_Dataset records_:
>> BEGIN
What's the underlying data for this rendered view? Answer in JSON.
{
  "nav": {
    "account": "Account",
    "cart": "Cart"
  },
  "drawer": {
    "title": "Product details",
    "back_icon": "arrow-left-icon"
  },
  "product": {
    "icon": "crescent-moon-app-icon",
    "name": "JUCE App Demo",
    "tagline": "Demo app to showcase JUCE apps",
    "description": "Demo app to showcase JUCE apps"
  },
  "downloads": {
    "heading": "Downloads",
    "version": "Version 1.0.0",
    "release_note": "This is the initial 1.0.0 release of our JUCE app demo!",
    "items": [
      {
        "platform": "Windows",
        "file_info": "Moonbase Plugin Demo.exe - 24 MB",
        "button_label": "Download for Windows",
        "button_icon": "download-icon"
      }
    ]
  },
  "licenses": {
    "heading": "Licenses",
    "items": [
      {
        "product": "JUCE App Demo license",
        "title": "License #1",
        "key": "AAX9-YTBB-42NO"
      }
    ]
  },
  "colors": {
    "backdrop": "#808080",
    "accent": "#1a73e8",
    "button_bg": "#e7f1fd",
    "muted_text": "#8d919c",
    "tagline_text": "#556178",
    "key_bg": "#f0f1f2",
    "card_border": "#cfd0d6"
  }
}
>> END
Above are some records; repeat all of them exactly.

_Answer in full_:
What's the underlying data for this rendered view? Answer in JSON.
{
  "nav": {
    "account": "Account",
    "cart": "Cart"
  },
  "drawer": {
    "title": "Product details",
    "back_icon": "arrow-left-icon"
  },
  "product": {
    "icon": "crescent-moon-app-icon",
    "name": "JUCE App Demo",
    "tagline": "Demo app to showcase JUCE apps",
    "description": "Demo app to showcase JUCE apps"
  },
  "downloads": {
    "heading": "Downloads",
    "version": "Version 1.0.0",
    "release_note": "This is the initial 1.0.0 release of our JUCE app demo!",
    "items": [
      {
        "platform": "Windows",
        "file_info": "Moonbase Plugin Demo.exe - 24 MB",
        "button_label": "Download for Windows",
        "button_icon": "download-icon"
      }
    ]
  },
  "licenses": {
    "heading": "Licenses",
    "items": [
      {
        "product": "JUCE App Demo license",
        "title": "License #1",
        "key": "AAX9-YTBB-42NO"
      }
    ]
  },
  "colors": {
    "backdrop": "#808080",
    "accent": "#1a73e8",
    "button_bg": "#e7f1fd",
    "muted_text": "#8d919c",
    "tagline_text": "#556178",
    "key_bg": "#f0f1f2",
    "card_border": "#cfd0d6"
  }
}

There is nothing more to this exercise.